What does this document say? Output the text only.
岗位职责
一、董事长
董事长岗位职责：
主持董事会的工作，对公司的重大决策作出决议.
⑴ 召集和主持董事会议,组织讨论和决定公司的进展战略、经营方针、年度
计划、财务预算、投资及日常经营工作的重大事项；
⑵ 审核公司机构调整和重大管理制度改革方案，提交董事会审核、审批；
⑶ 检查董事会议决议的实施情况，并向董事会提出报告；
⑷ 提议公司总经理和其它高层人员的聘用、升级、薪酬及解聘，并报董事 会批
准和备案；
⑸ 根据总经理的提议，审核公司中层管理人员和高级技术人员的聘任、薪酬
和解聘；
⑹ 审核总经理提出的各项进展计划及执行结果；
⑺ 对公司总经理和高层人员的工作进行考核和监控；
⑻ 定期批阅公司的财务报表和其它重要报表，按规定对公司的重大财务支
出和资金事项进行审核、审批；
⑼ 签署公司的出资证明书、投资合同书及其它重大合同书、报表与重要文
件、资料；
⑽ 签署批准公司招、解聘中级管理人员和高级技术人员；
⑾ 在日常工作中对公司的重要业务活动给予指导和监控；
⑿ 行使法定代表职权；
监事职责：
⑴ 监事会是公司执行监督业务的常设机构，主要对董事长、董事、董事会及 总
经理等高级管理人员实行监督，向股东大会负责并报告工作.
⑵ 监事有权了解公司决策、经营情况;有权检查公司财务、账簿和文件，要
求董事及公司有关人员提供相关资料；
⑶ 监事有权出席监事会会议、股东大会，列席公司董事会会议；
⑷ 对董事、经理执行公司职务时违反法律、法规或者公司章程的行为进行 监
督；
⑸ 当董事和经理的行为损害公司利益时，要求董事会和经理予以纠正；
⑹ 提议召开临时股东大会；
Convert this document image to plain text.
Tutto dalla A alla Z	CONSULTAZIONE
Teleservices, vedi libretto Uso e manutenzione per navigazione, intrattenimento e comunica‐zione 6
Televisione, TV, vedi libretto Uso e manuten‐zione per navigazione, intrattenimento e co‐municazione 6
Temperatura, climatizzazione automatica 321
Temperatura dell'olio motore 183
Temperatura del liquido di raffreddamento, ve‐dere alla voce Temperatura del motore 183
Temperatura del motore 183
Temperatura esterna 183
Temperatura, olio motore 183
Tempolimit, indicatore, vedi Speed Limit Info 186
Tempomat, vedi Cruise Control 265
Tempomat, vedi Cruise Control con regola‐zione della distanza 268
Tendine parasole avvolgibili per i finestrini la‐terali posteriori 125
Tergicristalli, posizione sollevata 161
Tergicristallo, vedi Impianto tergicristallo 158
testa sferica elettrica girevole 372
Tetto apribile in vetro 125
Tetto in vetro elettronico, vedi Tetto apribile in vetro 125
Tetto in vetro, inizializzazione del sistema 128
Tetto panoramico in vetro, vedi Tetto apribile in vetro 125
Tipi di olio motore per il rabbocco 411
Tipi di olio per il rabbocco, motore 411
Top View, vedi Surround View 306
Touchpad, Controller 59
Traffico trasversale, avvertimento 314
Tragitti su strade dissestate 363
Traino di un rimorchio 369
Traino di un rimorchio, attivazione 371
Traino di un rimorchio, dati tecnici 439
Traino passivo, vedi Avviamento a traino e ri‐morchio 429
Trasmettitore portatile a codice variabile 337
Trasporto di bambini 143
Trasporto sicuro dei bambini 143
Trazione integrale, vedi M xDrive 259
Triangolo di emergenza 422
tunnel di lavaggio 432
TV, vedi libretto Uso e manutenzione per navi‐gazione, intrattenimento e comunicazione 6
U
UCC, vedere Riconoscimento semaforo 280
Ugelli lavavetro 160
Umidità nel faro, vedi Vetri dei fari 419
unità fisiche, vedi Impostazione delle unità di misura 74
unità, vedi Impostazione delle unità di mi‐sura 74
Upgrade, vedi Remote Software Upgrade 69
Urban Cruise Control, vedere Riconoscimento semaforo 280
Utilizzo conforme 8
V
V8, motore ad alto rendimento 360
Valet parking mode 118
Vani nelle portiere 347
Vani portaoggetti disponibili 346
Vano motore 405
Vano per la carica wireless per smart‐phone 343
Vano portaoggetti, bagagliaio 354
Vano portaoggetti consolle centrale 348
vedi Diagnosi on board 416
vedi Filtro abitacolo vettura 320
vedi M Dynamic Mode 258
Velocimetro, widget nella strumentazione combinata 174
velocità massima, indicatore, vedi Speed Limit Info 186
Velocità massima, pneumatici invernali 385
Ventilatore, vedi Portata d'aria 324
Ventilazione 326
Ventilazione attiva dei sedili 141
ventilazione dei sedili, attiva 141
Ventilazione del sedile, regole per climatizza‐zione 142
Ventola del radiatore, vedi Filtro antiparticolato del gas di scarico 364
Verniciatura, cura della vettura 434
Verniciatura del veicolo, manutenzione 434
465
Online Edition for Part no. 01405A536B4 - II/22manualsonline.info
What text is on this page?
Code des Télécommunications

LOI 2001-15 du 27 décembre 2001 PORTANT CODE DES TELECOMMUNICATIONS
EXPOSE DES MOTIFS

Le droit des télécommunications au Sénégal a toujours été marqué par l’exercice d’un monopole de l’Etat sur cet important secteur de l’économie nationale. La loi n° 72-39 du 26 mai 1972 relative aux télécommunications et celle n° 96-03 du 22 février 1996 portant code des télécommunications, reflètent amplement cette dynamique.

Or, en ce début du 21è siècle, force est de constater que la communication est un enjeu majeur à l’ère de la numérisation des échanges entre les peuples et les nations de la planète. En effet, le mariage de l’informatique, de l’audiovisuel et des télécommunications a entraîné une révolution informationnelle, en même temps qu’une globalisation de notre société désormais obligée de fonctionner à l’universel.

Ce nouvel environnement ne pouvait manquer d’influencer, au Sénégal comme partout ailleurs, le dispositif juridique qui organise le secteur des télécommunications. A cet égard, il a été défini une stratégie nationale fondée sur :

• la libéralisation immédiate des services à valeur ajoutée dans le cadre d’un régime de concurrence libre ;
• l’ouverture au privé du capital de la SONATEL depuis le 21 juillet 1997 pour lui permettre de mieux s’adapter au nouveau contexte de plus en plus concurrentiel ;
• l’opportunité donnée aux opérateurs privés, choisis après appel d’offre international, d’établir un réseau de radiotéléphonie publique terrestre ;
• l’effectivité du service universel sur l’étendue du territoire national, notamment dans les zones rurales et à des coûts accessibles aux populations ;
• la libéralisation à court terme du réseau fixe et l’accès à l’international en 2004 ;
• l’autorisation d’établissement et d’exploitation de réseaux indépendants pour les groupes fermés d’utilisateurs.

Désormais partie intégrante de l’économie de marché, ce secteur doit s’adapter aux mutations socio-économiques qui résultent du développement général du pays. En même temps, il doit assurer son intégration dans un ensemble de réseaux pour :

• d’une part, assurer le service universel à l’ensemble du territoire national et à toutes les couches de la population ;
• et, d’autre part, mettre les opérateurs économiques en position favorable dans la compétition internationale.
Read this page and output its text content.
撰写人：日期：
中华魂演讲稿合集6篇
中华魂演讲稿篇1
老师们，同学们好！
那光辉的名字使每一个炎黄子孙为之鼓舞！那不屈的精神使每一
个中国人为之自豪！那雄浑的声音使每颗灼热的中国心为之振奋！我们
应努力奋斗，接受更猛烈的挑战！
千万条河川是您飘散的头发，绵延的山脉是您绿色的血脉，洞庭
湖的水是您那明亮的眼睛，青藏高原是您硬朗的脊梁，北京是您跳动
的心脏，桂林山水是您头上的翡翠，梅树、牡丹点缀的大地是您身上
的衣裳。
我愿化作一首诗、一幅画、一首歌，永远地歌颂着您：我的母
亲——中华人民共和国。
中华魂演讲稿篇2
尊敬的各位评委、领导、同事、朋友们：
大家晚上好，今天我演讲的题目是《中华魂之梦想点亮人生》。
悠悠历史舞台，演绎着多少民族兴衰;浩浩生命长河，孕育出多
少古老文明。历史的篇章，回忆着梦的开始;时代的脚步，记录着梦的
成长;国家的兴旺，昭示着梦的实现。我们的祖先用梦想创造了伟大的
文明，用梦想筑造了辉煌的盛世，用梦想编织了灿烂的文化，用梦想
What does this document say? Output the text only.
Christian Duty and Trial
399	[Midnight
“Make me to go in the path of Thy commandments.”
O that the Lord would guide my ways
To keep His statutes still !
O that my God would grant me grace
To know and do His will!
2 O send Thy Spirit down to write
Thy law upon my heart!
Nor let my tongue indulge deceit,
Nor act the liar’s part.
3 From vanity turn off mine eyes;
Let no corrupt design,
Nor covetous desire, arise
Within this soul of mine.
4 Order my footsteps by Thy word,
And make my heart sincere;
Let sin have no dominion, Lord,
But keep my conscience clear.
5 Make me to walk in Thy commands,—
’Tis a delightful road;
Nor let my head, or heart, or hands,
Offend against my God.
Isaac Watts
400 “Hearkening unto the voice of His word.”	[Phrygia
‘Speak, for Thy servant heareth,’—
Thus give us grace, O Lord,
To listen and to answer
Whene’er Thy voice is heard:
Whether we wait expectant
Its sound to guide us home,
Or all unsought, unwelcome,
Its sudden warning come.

*What this task involves*: Look over the records above and copy each line that includes the string "universel".

*Output for this task*:
Or, en ce début du 21è siècle, force est de constater que la communication est un enjeu majeur à l’ère de la numérisation des échanges entre les peuples et les nations de la planète. En effet, le mariage de l’informatique, de l’audiovisuel et des télécommunications a entraîné une révolution informationnelle, en même temps qu’une globalisation de notre société désormais obligée de fonctionner à l’universel.
• l’effectivité du service universel sur l’étendue du territoire national, notamment dans les zones rurales et à des coûts accessibles aux populations ;
• d’une part, assurer le service universel à l’ensemble du territoire national et à toutes les couches de la population ;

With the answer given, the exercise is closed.